** Problem statement **
How many lines of the records hold the string "What"? Reply with the number alone.

** Listed entries **

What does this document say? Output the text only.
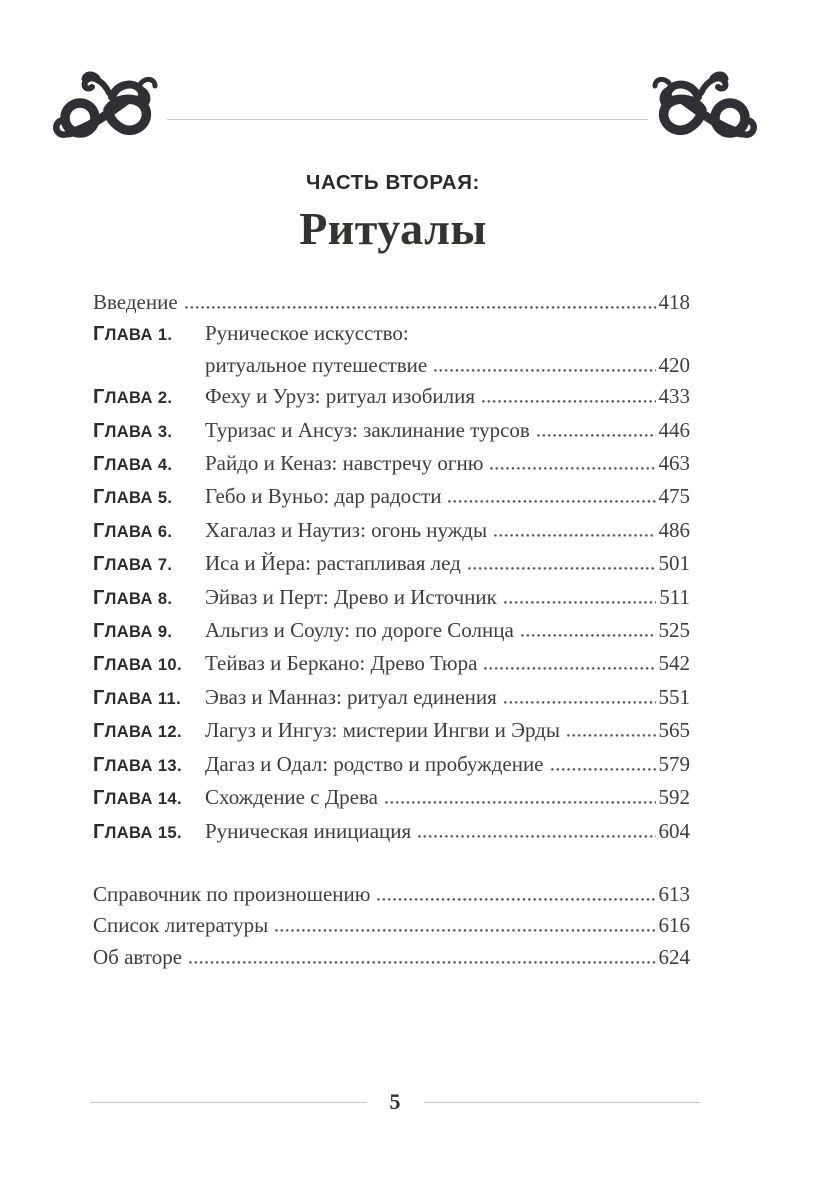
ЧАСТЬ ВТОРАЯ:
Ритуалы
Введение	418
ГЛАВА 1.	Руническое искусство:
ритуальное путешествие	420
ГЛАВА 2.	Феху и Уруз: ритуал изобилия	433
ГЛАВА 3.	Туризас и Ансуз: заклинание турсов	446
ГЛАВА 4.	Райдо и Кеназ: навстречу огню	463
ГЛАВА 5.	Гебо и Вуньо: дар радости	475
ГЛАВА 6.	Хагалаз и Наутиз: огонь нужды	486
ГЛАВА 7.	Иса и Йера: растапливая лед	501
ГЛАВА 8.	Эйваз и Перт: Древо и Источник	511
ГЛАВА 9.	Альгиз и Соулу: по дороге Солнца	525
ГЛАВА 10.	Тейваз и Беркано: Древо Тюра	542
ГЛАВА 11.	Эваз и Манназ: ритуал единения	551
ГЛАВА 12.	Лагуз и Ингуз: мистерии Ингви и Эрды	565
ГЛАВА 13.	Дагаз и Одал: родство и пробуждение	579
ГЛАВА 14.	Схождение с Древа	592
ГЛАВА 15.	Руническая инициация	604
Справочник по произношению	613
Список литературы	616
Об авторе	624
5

...

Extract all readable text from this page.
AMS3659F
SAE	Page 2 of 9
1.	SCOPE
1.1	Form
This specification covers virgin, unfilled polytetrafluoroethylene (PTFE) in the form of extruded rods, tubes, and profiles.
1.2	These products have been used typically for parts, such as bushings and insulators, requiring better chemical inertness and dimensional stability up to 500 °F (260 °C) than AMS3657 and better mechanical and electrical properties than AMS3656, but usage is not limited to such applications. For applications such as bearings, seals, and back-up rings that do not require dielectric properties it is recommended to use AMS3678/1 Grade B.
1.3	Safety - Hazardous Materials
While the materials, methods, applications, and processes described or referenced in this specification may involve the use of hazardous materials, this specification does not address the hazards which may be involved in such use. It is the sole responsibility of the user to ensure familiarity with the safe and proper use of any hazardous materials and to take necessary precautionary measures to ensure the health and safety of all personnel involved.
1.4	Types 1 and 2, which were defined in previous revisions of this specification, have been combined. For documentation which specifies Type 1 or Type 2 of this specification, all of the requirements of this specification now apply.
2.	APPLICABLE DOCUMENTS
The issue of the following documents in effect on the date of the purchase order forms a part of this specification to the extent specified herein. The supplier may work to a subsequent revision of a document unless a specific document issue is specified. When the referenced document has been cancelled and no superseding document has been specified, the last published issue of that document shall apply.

--

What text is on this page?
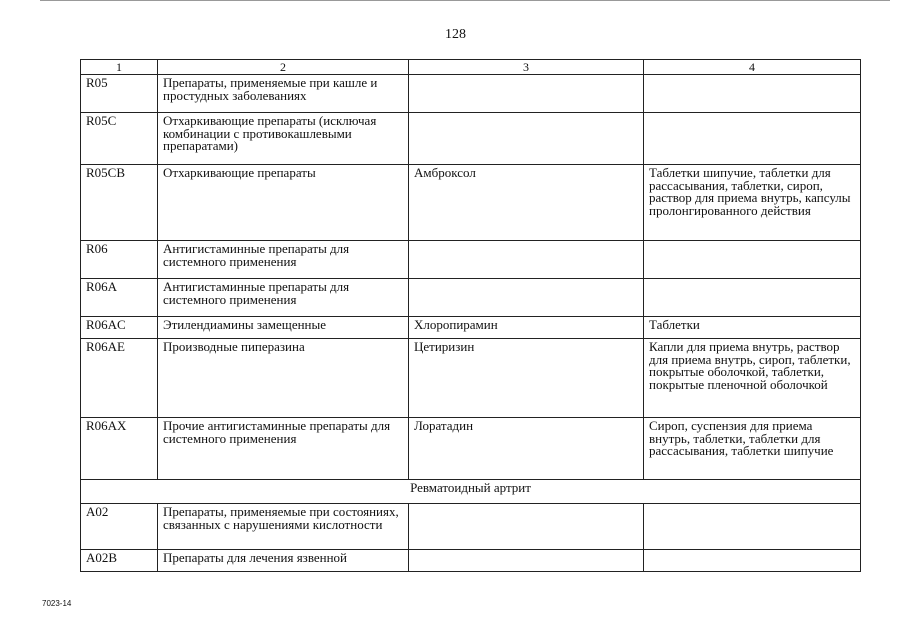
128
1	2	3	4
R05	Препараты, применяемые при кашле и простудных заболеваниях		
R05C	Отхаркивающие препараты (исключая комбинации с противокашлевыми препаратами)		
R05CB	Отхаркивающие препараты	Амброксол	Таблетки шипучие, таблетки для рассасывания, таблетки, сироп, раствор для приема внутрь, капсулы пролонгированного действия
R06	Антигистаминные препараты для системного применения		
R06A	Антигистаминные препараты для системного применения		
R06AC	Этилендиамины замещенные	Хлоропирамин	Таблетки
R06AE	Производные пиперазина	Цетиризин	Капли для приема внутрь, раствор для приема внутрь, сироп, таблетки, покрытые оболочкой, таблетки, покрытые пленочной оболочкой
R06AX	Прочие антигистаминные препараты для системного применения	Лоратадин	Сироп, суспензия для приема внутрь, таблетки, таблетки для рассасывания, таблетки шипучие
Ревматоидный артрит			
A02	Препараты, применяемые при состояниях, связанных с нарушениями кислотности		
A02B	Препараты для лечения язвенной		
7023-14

** Response **
2